Instruction: Reproduce the data below, character for character, from its first line up to and including the line that contains "phone-handwritten: 9790468785: [430, 328, 528, 344]".

Records to use:
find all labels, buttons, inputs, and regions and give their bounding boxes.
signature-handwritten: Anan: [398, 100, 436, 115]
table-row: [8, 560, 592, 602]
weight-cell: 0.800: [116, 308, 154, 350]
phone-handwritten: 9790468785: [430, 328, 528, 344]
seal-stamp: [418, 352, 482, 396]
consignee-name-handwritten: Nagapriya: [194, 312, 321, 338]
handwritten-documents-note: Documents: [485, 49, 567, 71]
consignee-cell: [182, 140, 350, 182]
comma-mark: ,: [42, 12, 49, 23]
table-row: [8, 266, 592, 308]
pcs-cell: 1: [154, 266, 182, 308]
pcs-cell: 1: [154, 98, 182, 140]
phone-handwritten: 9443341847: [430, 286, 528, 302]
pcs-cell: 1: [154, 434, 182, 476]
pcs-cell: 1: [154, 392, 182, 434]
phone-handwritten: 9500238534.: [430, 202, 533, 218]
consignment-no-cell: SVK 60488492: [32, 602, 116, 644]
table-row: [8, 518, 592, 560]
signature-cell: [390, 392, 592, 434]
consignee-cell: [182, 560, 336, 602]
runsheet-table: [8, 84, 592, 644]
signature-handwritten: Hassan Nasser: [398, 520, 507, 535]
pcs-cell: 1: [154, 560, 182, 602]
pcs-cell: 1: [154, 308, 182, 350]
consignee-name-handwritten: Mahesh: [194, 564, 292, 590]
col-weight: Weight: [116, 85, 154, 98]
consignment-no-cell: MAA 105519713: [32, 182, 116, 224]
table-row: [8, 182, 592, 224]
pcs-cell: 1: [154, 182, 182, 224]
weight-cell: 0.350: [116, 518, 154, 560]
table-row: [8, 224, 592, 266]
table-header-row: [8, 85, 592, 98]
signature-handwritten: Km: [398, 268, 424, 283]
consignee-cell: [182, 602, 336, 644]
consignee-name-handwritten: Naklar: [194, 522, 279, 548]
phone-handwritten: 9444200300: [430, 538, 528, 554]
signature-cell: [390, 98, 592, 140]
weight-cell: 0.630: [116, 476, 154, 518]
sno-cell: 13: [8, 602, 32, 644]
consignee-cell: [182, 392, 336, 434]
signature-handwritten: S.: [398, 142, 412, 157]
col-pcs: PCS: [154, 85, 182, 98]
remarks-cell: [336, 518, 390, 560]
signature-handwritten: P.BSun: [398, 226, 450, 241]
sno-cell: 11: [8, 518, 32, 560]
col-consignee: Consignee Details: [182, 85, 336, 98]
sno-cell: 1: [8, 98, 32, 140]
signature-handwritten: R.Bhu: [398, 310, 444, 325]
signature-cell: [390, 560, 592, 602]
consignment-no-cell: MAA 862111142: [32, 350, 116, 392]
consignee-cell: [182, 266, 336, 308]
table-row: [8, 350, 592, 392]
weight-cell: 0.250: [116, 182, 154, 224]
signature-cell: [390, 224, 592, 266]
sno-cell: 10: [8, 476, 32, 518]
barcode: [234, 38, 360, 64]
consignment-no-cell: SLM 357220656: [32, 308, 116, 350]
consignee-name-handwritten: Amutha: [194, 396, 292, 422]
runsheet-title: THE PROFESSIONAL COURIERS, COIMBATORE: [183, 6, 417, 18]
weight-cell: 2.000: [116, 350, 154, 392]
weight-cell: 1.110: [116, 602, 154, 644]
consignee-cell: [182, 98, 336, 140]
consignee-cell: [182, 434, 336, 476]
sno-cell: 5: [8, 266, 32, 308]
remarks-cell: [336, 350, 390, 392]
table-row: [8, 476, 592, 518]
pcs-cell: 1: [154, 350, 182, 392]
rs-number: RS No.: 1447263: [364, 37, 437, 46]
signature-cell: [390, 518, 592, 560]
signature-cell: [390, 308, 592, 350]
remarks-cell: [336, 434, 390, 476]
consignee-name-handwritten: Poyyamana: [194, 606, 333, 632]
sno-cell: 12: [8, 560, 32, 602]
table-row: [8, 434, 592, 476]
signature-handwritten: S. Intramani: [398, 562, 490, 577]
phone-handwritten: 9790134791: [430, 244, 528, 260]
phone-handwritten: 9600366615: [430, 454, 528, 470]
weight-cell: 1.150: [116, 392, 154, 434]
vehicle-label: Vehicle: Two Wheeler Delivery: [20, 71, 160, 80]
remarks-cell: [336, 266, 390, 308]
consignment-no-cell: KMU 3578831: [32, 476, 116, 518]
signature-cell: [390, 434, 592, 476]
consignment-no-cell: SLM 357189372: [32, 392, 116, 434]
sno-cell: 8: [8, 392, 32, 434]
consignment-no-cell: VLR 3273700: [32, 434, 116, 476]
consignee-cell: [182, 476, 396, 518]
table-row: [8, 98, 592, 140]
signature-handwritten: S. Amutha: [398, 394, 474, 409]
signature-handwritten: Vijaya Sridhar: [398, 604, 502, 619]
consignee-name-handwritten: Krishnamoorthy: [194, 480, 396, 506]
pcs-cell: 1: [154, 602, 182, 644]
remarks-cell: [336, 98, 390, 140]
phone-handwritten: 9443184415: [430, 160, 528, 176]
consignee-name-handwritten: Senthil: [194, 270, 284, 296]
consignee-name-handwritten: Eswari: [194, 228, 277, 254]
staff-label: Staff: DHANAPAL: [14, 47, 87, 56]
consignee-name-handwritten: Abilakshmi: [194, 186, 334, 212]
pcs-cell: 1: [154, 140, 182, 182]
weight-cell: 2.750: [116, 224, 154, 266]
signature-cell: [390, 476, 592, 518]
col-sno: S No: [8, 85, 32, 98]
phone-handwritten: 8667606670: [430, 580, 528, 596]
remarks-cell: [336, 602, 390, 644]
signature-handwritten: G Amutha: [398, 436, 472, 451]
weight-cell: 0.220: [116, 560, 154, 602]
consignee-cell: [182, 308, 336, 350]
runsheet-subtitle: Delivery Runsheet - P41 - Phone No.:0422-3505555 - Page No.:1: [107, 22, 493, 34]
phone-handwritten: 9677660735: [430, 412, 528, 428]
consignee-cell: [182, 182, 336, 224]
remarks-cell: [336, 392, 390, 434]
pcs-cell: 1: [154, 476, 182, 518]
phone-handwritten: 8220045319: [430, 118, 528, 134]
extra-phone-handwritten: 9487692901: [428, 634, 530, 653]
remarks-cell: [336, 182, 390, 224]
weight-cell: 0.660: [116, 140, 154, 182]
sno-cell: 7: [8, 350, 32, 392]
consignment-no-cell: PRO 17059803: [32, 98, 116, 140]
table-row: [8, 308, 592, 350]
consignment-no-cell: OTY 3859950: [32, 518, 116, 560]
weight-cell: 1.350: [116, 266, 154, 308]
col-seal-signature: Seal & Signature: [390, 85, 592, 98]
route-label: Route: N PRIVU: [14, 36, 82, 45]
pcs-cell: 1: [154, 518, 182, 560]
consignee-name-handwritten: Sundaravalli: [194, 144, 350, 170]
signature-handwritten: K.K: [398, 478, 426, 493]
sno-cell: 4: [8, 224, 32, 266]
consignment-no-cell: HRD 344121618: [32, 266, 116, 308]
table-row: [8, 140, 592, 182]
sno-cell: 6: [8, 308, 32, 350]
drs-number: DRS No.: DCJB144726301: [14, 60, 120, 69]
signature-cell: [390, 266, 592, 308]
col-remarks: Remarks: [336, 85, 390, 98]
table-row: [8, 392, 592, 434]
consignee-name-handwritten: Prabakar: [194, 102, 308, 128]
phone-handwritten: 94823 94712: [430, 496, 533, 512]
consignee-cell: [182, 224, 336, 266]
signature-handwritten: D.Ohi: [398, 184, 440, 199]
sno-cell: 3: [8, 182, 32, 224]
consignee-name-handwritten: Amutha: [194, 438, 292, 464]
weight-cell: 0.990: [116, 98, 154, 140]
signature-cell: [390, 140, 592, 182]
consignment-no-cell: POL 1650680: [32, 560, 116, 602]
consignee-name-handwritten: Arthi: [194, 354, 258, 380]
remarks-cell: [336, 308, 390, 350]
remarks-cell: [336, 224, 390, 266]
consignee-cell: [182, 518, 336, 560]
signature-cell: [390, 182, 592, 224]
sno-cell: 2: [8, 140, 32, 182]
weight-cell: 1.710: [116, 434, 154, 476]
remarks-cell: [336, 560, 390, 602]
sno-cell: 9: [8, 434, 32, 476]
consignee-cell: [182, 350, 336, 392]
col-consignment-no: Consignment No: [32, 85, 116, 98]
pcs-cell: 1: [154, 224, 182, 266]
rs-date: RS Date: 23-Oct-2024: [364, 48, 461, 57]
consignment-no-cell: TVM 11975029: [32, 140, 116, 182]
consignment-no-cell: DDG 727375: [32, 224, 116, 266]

Final result:
find all labels, buttons, inputs, and regions and give their bounding boxes.
signature-handwritten: Anan: [398, 100, 436, 115]
table-row: [8, 560, 592, 602]
weight-cell: 0.800: [116, 308, 154, 350]
phone-handwritten: 9790468785: [430, 328, 528, 344]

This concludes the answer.